** start INPUT RECORDS **

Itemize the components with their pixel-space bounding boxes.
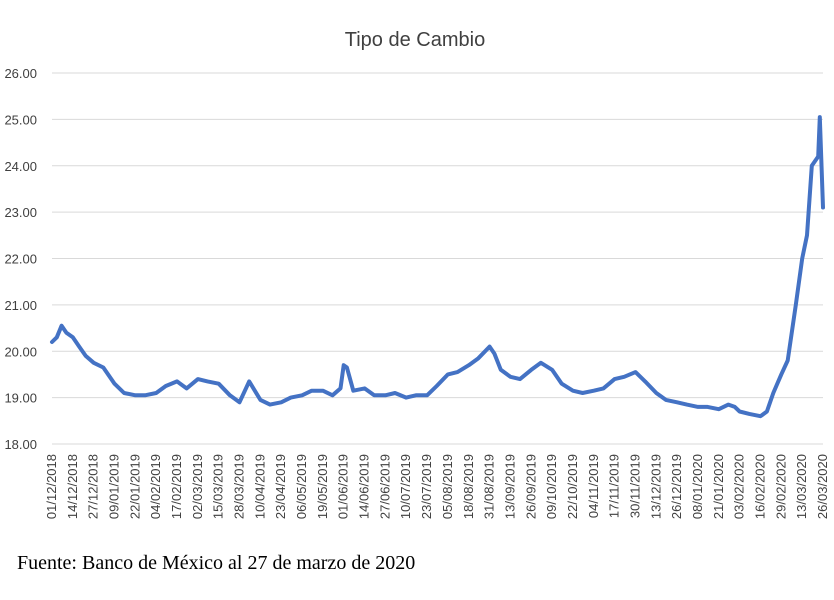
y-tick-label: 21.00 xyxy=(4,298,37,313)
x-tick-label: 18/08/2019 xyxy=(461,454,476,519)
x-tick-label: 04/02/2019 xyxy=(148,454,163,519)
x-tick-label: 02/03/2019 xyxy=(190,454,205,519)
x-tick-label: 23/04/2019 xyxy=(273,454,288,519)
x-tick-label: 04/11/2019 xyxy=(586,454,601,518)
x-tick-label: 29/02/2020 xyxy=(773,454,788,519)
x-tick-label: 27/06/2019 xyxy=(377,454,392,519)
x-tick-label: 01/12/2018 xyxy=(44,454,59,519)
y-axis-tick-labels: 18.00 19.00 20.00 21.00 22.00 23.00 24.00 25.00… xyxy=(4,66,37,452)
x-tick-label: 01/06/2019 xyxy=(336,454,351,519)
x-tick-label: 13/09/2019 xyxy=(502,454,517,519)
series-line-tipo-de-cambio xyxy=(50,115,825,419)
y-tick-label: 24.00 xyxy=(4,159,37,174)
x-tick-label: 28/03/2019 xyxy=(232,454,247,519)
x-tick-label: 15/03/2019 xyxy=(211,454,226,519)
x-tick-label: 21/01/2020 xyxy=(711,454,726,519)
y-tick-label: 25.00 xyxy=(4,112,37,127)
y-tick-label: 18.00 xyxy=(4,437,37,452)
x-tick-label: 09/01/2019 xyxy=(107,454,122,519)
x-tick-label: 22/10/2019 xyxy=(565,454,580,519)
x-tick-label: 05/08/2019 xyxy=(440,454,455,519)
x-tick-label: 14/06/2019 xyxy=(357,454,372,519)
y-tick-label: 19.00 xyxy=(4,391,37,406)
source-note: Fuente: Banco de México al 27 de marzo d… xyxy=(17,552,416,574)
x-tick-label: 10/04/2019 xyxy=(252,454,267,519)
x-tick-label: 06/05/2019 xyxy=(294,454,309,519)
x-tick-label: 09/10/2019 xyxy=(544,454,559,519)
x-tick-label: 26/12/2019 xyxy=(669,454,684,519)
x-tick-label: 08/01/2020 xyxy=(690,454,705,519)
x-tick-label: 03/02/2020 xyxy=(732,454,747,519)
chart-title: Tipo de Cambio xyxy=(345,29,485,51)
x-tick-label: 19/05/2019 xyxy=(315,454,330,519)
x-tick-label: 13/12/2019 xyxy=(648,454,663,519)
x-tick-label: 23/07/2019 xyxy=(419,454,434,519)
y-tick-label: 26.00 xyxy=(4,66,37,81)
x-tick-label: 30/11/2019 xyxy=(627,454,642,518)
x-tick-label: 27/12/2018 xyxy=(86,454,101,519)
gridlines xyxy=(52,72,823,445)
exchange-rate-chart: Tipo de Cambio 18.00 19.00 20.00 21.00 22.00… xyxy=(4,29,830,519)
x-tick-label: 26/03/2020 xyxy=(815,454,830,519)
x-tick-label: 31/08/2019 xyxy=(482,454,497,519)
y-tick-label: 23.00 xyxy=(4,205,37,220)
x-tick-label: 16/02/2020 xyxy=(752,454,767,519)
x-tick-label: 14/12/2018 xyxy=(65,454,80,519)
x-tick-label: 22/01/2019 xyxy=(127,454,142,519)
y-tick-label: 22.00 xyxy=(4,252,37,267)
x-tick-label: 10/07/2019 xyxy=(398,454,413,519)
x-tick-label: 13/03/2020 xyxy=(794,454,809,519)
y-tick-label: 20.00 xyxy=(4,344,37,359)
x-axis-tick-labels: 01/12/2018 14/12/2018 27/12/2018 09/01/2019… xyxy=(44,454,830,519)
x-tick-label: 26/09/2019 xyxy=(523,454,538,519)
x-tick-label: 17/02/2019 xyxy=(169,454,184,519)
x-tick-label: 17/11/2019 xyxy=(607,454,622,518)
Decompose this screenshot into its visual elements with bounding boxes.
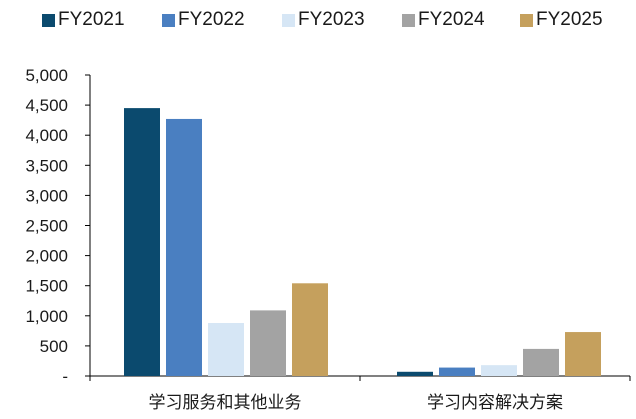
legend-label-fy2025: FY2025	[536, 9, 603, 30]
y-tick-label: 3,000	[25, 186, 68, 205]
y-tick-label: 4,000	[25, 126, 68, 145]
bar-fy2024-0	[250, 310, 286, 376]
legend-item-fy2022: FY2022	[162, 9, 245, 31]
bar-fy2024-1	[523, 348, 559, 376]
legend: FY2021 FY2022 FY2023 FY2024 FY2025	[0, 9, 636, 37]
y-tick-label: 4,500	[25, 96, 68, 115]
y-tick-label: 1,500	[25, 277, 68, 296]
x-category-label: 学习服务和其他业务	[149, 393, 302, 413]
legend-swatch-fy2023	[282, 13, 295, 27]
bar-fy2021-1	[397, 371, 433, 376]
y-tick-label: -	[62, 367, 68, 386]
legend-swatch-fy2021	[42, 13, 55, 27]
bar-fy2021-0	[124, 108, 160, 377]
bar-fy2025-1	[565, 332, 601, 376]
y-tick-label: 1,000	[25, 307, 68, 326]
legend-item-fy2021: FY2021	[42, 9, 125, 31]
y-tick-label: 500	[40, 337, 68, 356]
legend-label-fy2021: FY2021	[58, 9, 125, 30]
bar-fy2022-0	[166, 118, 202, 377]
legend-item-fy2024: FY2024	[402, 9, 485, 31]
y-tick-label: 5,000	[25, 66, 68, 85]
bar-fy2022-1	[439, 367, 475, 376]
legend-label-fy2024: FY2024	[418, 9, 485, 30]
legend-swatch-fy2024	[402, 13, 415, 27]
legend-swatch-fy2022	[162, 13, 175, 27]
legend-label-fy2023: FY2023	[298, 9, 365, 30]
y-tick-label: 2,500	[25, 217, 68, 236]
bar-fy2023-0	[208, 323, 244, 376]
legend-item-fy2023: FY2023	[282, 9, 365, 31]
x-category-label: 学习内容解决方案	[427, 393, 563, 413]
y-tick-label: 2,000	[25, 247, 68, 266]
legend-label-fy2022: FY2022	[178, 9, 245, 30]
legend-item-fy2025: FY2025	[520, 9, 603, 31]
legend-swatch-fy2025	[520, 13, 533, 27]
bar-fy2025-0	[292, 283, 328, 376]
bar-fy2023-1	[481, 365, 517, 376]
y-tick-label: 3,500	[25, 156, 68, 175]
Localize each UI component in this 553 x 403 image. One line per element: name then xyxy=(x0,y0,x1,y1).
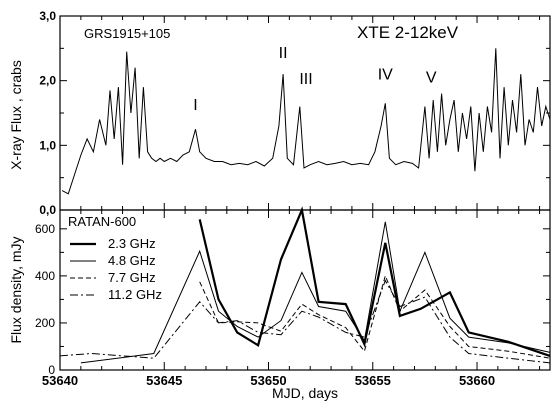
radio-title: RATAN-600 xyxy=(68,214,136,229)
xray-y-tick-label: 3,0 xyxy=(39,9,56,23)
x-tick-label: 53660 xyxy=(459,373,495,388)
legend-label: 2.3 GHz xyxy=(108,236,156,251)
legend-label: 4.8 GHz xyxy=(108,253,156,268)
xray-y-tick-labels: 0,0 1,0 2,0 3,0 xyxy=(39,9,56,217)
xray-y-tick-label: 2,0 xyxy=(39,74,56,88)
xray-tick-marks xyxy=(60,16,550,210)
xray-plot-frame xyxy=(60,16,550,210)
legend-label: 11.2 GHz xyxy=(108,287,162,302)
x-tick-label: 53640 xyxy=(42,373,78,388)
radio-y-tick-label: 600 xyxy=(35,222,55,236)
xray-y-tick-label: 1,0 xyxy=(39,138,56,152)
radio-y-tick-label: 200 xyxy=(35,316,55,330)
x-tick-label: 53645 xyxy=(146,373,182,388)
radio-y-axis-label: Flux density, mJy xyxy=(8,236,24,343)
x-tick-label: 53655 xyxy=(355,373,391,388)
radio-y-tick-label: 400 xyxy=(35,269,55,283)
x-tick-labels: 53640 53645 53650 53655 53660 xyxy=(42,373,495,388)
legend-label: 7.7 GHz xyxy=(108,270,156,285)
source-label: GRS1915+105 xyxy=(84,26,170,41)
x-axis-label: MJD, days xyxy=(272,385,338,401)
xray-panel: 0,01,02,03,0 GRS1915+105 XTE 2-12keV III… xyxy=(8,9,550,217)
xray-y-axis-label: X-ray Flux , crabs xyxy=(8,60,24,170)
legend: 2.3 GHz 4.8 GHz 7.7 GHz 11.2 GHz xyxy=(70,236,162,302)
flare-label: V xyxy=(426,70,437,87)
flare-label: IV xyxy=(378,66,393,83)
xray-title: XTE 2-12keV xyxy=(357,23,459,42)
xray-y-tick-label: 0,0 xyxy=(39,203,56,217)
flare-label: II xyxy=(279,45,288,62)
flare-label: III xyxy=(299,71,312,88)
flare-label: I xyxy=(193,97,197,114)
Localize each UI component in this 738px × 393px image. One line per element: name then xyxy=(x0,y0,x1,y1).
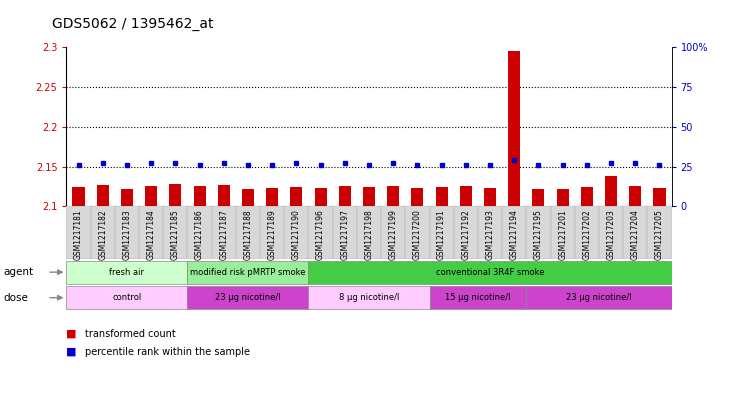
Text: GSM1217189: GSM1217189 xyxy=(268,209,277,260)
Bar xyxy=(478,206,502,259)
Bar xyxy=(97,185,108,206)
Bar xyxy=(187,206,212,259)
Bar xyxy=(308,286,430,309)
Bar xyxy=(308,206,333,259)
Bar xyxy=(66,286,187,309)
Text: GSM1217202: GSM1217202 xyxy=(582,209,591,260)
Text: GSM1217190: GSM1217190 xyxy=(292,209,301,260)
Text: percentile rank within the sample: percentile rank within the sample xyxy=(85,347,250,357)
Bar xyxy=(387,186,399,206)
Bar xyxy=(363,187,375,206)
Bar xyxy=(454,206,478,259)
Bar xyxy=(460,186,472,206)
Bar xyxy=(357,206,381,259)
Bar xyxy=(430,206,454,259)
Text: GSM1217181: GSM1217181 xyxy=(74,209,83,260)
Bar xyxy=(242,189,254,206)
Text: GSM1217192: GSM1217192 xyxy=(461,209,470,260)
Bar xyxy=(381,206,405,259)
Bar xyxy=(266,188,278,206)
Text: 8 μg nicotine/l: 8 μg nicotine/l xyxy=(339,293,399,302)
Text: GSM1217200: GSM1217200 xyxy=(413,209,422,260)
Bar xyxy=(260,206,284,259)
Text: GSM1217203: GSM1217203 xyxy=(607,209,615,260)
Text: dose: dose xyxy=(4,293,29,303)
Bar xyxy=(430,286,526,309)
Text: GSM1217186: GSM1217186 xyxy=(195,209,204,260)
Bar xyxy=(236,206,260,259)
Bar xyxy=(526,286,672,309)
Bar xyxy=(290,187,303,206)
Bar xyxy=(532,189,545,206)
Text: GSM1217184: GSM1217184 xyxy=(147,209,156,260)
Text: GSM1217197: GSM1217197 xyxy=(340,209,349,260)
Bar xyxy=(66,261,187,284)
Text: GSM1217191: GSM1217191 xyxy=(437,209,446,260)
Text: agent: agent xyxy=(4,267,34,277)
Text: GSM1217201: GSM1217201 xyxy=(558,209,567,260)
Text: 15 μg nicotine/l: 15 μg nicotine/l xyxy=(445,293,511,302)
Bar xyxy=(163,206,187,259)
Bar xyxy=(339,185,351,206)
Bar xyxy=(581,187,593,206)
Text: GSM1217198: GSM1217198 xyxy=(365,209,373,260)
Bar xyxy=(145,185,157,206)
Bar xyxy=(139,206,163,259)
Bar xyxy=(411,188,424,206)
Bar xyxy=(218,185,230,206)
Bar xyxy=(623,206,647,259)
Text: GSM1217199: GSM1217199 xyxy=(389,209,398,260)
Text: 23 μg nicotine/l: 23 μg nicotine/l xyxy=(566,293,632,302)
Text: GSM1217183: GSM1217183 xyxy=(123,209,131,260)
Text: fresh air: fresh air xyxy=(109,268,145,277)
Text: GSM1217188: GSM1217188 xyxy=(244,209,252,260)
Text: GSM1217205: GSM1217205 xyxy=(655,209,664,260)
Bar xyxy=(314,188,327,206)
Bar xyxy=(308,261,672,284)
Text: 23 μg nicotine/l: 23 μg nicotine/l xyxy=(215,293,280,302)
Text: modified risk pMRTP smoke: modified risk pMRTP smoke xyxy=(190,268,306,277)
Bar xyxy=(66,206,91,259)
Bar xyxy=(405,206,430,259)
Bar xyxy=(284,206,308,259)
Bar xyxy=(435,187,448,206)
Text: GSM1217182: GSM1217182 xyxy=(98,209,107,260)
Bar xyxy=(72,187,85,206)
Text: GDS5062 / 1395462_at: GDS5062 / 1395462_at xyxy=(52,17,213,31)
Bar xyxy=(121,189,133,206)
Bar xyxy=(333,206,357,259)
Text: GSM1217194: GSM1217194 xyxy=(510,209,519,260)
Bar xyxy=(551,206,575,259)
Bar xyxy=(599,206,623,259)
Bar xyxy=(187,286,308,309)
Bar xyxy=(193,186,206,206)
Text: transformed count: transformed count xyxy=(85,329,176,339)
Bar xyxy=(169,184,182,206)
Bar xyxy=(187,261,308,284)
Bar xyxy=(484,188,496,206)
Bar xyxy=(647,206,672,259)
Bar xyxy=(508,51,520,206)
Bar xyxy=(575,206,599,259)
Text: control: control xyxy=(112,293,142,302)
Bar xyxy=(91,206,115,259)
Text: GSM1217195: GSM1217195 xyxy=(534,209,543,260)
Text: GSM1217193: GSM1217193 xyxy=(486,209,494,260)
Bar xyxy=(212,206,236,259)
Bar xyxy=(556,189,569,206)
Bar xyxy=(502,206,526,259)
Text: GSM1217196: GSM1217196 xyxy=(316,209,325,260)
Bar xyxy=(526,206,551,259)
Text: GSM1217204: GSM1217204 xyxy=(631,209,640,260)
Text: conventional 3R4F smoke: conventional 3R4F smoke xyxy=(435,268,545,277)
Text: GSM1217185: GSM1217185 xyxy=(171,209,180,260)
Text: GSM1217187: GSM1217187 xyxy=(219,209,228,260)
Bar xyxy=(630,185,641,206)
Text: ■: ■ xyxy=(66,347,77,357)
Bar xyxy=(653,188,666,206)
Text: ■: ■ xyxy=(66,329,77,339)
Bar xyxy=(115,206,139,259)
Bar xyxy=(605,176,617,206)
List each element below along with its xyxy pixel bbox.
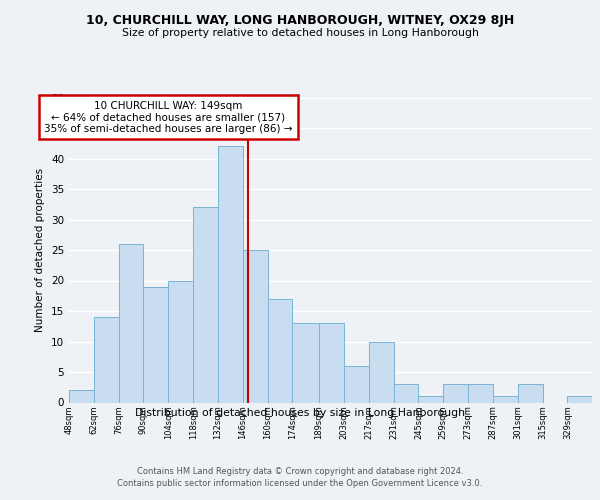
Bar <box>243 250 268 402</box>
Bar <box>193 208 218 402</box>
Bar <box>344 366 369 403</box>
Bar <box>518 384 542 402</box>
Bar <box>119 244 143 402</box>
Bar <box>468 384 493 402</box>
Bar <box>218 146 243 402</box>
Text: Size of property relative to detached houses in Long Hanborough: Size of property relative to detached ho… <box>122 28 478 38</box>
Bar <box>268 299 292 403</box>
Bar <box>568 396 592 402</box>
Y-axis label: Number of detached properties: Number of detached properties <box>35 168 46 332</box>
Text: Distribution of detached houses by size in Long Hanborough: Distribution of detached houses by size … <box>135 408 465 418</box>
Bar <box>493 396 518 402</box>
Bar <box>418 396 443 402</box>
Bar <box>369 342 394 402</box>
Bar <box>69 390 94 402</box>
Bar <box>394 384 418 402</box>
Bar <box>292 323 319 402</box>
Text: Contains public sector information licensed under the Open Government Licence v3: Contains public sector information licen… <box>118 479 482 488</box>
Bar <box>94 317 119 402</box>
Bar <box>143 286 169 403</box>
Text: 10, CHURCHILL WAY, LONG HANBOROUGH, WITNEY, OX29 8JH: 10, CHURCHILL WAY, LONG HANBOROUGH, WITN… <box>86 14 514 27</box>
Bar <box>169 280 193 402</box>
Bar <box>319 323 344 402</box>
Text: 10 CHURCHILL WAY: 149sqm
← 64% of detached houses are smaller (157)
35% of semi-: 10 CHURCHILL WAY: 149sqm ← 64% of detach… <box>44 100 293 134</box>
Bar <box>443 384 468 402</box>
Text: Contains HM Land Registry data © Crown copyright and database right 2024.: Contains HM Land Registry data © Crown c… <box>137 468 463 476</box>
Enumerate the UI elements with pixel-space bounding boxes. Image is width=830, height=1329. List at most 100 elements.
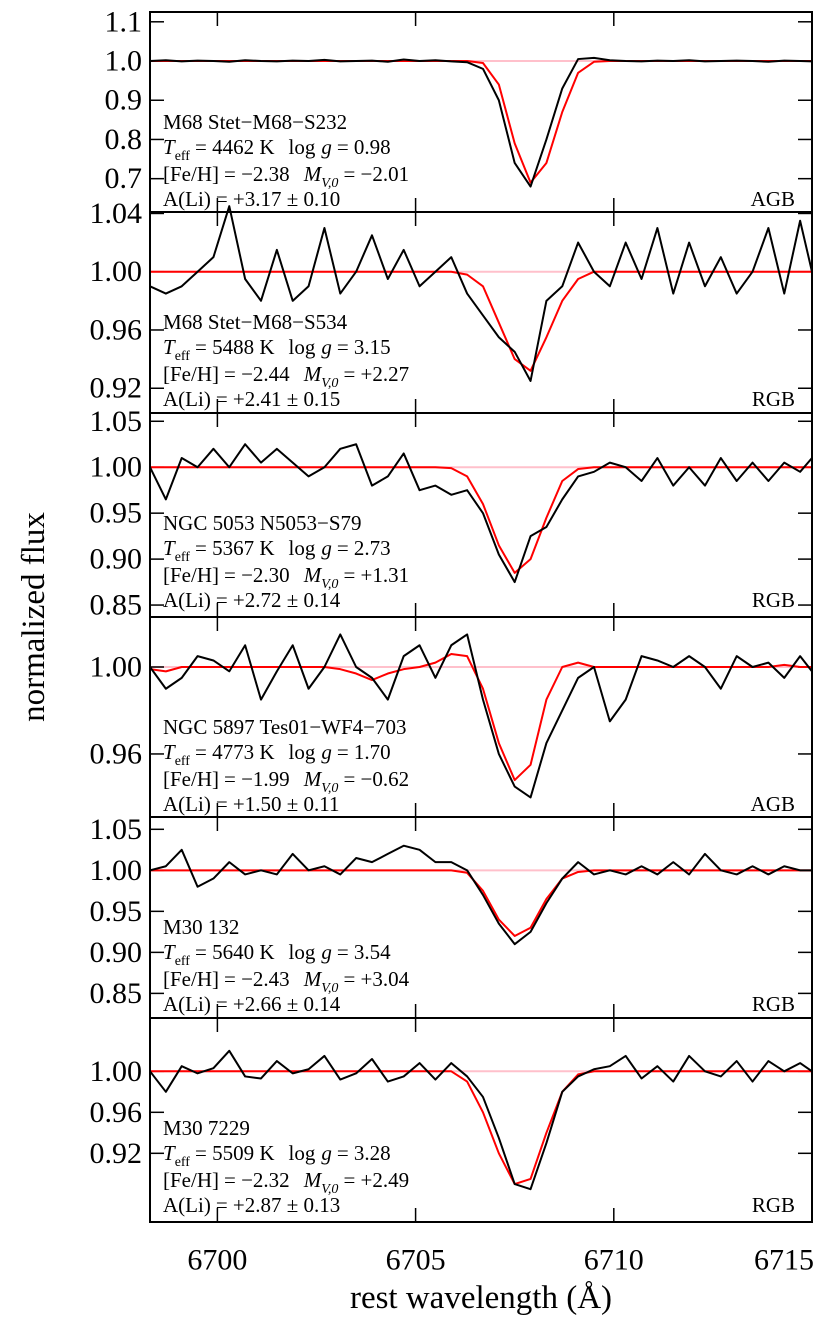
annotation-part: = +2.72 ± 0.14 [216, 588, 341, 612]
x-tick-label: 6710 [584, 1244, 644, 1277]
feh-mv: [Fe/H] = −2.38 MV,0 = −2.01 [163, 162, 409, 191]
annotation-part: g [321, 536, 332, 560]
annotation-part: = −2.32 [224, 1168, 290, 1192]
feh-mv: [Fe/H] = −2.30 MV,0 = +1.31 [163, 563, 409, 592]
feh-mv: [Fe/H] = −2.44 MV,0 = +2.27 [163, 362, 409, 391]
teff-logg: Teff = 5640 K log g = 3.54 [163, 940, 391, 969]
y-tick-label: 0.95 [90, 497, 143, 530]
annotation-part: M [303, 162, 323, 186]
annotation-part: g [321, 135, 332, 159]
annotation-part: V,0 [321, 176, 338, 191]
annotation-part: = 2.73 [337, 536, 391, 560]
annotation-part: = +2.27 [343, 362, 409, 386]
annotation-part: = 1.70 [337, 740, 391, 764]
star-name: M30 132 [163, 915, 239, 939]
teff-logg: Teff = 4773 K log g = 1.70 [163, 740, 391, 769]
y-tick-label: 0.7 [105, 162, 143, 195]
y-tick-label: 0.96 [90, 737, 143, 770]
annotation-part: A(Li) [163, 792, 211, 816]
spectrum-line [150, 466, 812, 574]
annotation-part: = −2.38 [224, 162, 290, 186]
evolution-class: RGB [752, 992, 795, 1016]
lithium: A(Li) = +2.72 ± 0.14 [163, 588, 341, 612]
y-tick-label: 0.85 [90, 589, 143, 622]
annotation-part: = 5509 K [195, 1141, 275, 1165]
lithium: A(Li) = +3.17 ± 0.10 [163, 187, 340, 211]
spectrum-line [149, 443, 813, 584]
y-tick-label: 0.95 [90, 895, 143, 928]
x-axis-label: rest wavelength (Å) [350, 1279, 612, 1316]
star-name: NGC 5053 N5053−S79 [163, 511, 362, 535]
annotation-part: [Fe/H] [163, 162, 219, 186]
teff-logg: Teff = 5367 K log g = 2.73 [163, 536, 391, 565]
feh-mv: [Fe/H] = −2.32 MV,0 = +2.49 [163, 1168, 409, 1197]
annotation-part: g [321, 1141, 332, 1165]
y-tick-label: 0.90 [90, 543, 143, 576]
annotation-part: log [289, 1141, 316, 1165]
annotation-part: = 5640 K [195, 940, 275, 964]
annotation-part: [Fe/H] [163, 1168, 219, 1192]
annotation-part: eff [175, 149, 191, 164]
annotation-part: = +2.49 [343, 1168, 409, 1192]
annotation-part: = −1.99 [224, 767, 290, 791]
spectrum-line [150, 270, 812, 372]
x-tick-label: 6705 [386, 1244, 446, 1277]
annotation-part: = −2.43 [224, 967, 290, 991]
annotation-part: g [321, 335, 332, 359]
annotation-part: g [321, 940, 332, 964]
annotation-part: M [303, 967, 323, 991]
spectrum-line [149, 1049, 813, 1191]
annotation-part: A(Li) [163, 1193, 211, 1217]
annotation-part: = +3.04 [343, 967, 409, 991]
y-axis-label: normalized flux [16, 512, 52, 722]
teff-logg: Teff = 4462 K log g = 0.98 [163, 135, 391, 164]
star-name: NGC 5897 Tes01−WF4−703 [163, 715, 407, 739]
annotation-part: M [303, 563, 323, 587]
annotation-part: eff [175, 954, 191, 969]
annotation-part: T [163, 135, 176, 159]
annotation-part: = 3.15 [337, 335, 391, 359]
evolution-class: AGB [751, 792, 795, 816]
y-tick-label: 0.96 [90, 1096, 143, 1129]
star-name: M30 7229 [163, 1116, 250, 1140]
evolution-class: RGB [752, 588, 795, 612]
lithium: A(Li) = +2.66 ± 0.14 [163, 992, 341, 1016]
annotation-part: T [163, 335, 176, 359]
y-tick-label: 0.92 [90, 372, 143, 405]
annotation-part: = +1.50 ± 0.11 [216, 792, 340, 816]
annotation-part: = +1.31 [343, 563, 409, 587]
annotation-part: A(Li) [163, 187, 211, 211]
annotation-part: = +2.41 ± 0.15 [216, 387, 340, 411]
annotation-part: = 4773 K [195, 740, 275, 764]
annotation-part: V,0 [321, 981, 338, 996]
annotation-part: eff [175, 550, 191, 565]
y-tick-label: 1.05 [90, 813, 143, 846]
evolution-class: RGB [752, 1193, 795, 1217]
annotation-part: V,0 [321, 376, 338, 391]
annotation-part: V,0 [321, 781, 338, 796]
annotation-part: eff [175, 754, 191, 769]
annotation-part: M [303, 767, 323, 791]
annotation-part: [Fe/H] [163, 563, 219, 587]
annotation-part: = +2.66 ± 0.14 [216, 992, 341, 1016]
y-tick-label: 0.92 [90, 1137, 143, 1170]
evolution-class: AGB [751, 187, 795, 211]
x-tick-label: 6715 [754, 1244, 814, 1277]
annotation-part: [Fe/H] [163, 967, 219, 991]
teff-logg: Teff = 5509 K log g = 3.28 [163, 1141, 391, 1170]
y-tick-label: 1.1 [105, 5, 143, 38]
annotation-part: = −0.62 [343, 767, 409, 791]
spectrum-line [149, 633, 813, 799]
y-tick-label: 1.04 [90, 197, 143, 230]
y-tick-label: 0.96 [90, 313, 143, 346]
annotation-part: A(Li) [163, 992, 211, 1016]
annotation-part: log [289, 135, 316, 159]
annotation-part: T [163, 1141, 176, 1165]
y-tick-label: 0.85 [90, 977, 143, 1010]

** end INPUT RECORDS **

- _SET PROBLEM_: Set down, unchanged, every line above from the one containing "9, 603, 30]" down to the one containing "96, 68, 115]", including both of those lines.

- _TASK RESULT_:
legend-label-fy2025: FY2025	[536, 9, 603, 30]
y-tick-label: 3,000	[25, 186, 68, 205]
y-tick-label: 4,000	[25, 126, 68, 145]
bar-fy2024-0	[250, 310, 286, 376]
legend-item-fy2022: FY2022	[162, 9, 245, 31]
bar-fy2024-1	[523, 348, 559, 376]
legend: FY2021 FY2022 FY2023 FY2024 FY2025	[0, 9, 636, 37]
y-tick-label: 4,500	[25, 96, 68, 115]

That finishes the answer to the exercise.